### THE TASK
Gather every line of the entries that includes the word "夜晚十点钟以后".

### LISTED ENTRIES
= = =
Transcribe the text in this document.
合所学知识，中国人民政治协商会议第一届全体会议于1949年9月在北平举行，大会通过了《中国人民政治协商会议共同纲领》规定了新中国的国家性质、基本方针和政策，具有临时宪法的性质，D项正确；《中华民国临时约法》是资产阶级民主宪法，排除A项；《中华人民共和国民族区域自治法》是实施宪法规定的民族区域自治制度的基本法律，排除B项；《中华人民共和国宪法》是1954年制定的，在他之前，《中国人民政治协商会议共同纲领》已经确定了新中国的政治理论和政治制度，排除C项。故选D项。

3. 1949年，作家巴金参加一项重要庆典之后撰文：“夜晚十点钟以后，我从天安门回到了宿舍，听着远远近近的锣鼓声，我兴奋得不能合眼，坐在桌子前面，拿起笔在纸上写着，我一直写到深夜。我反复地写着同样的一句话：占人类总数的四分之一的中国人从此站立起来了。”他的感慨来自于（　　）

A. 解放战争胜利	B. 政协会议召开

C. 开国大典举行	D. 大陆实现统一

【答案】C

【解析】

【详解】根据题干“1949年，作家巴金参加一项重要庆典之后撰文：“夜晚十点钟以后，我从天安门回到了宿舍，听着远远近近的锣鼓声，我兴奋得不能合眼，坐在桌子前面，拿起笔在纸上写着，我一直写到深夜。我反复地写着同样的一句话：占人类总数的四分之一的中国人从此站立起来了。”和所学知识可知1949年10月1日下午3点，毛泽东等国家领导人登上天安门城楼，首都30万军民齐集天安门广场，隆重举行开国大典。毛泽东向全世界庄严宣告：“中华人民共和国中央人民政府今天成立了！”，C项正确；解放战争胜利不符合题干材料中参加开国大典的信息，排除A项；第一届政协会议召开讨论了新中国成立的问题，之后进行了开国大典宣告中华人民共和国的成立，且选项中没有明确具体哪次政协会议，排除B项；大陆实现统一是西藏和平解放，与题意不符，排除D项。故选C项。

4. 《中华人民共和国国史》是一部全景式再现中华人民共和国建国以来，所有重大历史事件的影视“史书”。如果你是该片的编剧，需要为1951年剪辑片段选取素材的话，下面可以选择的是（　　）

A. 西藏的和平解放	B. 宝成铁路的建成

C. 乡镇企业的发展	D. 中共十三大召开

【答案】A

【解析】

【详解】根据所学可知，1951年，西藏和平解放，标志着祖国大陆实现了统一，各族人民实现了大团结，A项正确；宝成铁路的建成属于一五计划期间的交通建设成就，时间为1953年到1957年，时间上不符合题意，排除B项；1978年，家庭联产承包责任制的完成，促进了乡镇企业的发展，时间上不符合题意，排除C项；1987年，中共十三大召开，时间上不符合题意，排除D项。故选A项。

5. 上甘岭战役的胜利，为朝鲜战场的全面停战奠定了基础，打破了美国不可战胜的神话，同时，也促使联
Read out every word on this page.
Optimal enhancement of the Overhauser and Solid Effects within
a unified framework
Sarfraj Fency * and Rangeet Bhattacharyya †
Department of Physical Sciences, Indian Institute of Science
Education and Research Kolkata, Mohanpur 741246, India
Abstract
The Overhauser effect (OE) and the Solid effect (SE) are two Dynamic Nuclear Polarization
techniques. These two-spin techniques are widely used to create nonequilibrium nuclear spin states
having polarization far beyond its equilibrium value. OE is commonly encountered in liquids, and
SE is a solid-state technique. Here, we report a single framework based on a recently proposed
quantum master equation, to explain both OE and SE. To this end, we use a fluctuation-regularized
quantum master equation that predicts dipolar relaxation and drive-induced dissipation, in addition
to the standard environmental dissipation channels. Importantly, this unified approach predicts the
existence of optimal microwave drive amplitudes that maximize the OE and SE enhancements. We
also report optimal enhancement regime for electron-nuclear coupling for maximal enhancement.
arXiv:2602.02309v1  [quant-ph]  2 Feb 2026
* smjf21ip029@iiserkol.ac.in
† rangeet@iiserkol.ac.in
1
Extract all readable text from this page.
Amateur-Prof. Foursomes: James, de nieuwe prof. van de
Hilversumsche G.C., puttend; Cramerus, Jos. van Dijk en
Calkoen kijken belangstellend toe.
= = =
### REPLY TO THE TASK
3. 1949年，作家巴金参加一项重要庆典之后撰文：“夜晚十点钟以后，我从天安门回到了宿舍，听着远远近近的锣鼓声，我兴奋得不能合眼，坐在桌子前面，拿起笔在纸上写着，我一直写到深夜。我反复地写着同样的一句话：占人类总数的四分之一的中国人从此站立起来了。”他的感慨来自于（　　）
【详解】根据题干“1949年，作家巴金参加一项重要庆典之后撰文：“夜晚十点钟以后，我从天安门回到了宿舍，听着远远近近的锣鼓声，我兴奋得不能合眼，坐在桌子前面，拿起笔在纸上写着，我一直写到深夜。我反复地写着同样的一句话：占人类总数的四分之一的中国人从此站立起来了。”和所学知识可知1949年10月1日下午3点，毛泽东等国家领导人登上天安门城楼，首都30万军民齐集天安门广场，隆重举行开国大典。毛泽东向全世界庄严宣告：“中华人民共和国中央人民政府今天成立了！”，C项正确；解放战争胜利不符合题干材料中参加开国大典的信息，排除A项；第一届政协会议召开讨论了新中国成立的问题，之后进行了开国大典宣告中华人民共和国的成立，且选项中没有明确具体哪次政协会议，排除B项；大陆实现统一是西藏和平解放，与题意不符，排除D项。故选C项。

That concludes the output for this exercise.